## START Provided data

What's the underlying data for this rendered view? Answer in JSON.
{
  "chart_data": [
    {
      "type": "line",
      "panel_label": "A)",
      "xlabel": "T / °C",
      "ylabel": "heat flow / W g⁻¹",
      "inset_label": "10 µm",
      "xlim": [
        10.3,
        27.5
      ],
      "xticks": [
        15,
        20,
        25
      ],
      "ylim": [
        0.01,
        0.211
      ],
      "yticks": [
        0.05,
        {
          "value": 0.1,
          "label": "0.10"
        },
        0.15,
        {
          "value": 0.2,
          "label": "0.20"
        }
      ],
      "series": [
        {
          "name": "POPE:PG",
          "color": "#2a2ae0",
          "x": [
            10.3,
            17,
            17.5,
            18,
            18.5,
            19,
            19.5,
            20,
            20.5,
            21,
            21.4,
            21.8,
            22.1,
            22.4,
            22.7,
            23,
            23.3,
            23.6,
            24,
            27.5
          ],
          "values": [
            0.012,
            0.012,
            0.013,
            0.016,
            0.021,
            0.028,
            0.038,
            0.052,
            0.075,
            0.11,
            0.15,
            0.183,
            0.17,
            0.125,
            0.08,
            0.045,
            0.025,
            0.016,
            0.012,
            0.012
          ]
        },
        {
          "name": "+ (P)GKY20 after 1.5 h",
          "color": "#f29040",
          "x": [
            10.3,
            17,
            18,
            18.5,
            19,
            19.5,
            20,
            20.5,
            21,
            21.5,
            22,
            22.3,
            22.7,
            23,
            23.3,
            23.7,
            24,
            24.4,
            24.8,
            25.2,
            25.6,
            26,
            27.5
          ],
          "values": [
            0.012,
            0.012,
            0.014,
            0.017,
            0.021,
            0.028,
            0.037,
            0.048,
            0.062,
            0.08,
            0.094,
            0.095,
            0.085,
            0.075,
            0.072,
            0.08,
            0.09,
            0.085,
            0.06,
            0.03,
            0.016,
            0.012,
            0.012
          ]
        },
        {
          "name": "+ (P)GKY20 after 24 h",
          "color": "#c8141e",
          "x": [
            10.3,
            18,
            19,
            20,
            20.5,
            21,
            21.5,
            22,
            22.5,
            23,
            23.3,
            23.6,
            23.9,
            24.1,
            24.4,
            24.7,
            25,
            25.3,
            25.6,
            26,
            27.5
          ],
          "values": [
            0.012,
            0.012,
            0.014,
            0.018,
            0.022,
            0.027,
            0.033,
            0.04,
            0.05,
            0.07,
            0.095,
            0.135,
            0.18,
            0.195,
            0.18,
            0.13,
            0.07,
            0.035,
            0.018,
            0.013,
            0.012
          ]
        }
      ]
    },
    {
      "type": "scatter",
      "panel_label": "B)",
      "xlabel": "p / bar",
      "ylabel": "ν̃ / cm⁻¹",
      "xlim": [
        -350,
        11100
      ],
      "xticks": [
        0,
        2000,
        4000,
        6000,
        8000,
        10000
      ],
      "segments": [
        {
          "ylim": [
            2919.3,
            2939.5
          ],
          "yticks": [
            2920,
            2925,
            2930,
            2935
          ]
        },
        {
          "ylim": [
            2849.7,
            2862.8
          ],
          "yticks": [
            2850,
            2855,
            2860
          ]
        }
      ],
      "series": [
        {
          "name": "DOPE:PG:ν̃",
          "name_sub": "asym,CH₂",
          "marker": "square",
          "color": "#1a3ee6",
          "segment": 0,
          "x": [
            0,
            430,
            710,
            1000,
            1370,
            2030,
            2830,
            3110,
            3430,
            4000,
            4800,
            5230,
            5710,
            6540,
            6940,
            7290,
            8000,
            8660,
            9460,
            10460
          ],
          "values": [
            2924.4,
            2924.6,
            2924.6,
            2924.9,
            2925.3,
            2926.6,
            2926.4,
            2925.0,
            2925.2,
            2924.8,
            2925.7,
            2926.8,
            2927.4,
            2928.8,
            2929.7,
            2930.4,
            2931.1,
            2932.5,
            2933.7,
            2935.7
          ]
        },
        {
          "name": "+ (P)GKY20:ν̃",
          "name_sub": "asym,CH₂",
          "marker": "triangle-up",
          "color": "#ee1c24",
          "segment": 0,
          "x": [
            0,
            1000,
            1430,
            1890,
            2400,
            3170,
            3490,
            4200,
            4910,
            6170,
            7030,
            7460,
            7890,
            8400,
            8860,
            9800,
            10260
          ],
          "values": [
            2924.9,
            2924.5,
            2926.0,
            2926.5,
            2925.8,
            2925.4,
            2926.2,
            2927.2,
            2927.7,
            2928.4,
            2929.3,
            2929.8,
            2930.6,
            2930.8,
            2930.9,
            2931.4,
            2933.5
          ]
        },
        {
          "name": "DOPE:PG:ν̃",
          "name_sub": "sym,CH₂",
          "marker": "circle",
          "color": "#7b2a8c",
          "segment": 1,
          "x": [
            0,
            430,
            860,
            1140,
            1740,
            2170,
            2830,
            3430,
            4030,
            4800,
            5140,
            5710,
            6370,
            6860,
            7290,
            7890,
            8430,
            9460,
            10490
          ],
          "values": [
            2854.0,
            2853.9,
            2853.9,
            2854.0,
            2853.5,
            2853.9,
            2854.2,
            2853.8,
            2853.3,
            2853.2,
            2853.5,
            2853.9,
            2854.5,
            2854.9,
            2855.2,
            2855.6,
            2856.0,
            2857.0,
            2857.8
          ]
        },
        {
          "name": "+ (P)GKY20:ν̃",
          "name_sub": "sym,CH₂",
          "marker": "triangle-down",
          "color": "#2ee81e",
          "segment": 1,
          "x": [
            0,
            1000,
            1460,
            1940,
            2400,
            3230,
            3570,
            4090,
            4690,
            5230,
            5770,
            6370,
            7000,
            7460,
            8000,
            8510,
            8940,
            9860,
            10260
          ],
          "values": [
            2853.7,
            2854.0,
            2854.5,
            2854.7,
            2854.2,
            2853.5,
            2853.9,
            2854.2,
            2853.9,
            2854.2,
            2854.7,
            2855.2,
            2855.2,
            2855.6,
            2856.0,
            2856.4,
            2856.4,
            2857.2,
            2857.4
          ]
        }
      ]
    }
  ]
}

## END Provided data

Stated task: Reproduce the material above, every line of it, exactly.

Exercise response:
What's the underlying data for this rendered view? Answer in JSON.
{
  "chart_data": [
    {
      "type": "line",
      "panel_label": "A)",
      "xlabel": "T / °C",
      "ylabel": "heat flow / W g⁻¹",
      "inset_label": "10 µm",
      "xlim": [
        10.3,
        27.5
      ],
      "xticks": [
        15,
        20,
        25
      ],
      "ylim": [
        0.01,
        0.211
      ],
      "yticks": [
        0.05,
        {
          "value": 0.1,
          "label": "0.10"
        },
        0.15,
        {
          "value": 0.2,
          "label": "0.20"
        }
      ],
      "series": [
        {
          "name": "POPE:PG",
          "color": "#2a2ae0",
          "x": [
            10.3,
            17,
            17.5,
            18,
            18.5,
            19,
            19.5,
            20,
            20.5,
            21,
            21.4,
            21.8,
            22.1,
            22.4,
            22.7,
            23,
            23.3,
            23.6,
            24,
            27.5
          ],
          "values": [
            0.012,
            0.012,
            0.013,
            0.016,
            0.021,
            0.028,
            0.038,
            0.052,
            0.075,
            0.11,
            0.15,
            0.183,
            0.17,
            0.125,
            0.08,
            0.045,
            0.025,
            0.016,
            0.012,
            0.012
          ]
        },
        {
          "name": "+ (P)GKY20 after 1.5 h",
          "color": "#f29040",
          "x": [
            10.3,
            17,
            18,
            18.5,
            19,
            19.5,
            20,
            20.5,
            21,
            21.5,
            22,
            22.3,
            22.7,
            23,
            23.3,
            23.7,
            24,
            24.4,
            24.8,
            25.2,
            25.6,
            26,
            27.5
          ],
          "values": [
            0.012,
            0.012,
            0.014,
            0.017,
            0.021,
            0.028,
            0.037,
            0.048,
            0.062,
            0.08,
            0.094,
            0.095,
            0.085,
            0.075,
            0.072,
            0.08,
            0.09,
            0.085,
            0.06,
            0.03,
            0.016,
            0.012,
            0.012
          ]
        },
        {
          "name": "+ (P)GKY20 after 24 h",
          "color": "#c8141e",
          "x": [
            10.3,
            18,
            19,
            20,
            20.5,
            21,
            21.5,
            22,
            22.5,
            23,
            23.3,
            23.6,
            23.9,
            24.1,
            24.4,
            24.7,
            25,
            25.3,
            25.6,
            26,
            27.5
          ],
          "values": [
            0.012,
            0.012,
            0.014,
            0.018,
            0.022,
            0.027,
            0.033,
            0.04,
            0.05,
            0.07,
            0.095,
            0.135,
            0.18,
            0.195,
            0.18,
            0.13,
            0.07,
            0.035,
            0.018,
            0.013,
            0.012
          ]
        }
      ]
    },
    {
      "type": "scatter",
      "panel_label": "B)",
      "xlabel": "p / bar",
      "ylabel": "ν̃ / cm⁻¹",
      "xlim": [
        -350,
        11100
      ],
      "xticks": [
        0,
        2000,
        4000,
        6000,
        8000,
        10000
      ],
      "segments": [
        {
          "ylim": [
            2919.3,
            2939.5
          ],
          "yticks": [
            2920,
            2925,
            2930,
            2935
          ]
        },
        {
          "ylim": [
            2849.7,
            2862.8
          ],
          "yticks": [
            2850,
            2855,
            2860
          ]
        }
      ],
      "series": [
        {
          "name": "DOPE:PG:ν̃",
          "name_sub": "asym,CH₂",
          "marker": "square",
          "color": "#1a3ee6",
          "segment": 0,
          "x": [
            0,
            430,
            710,
            1000,
            1370,
            2030,
            2830,
            3110,
            3430,
            4000,
            4800,
            5230,
            5710,
            6540,
            6940,
            7290,
            8000,
            8660,
            9460,
            10460
          ],
          "values": [
            2924.4,
            2924.6,
            2924.6,
            2924.9,
            2925.3,
            2926.6,
            2926.4,
            2925.0,
            2925.2,
            2924.8,
            2925.7,
            2926.8,
            2927.4,
            2928.8,
            2929.7,
            2930.4,
            2931.1,
            2932.5,
            2933.7,
            2935.7
          ]
        },
        {
          "name": "+ (P)GKY20:ν̃",
          "name_sub": "asym,CH₂",
          "marker": "triangle-up",
          "color": "#ee1c24",
          "segment": 0,
          "x": [
            0,
            1000,
            1430,
            1890,
            2400,
            3170,
            3490,
            4200,
            4910,
            6170,
            7030,
            7460,
            7890,
            8400,
            8860,
            9800,
            10260
          ],
          "values": [
            2924.9,
            2924.5,
            2926.0,
            2926.5,
            2925.8,
            2925.4,
            2926.2,
            2927.2,
            2927.7,
            2928.4,
            2929.3,
            2929.8,
            2930.6,
            2930.8,
            2930.9,
            2931.4,
            2933.5
          ]
        },
        {
          "name": "DOPE:PG:ν̃",
          "name_sub": "sym,CH₂",
          "marker": "circle",
          "color": "#7b2a8c",
          "segment": 1,
          "x": [
            0,
            430,
            860,
            1140,
            1740,
            2170,
            2830,
            3430,
            4030,
            4800,
            5140,
            5710,
            6370,
            6860,
            7290,
            7890,
            8430,
            9460,
            10490
          ],
          "values": [
            2854.0,
            2853.9,
            2853.9,
            2854.0,
            2853.5,
            2853.9,
            2854.2,
            2853.8,
            2853.3,
            2853.2,
            2853.5,
            2853.9,
            2854.5,
            2854.9,
            2855.2,
            2855.6,
            2856.0,
            2857.0,
            2857.8
          ]
        },
        {
          "name": "+ (P)GKY20:ν̃",
          "name_sub": "sym,CH₂",
          "marker": "triangle-down",
          "color": "#2ee81e",
          "segment": 1,
          "x": [
            0,
            1000,
            1460,
            1940,
            2400,
            3230,
            3570,
            4090,
            4690,
            5230,
            5770,
            6370,
            7000,
            7460,
            8000,
            8510,
            8940,
            9860,
            10260
          ],
          "values": [
            2853.7,
            2854.0,
            2854.5,
            2854.7,
            2854.2,
            2853.5,
            2853.9,
            2854.2,
            2853.9,
            2854.2,
            2854.7,
            2855.2,
            2855.2,
            2855.6,
            2856.0,
            2856.4,
            2856.4,
            2857.2,
            2857.4
          ]
        }
      ]
    }
  ]
}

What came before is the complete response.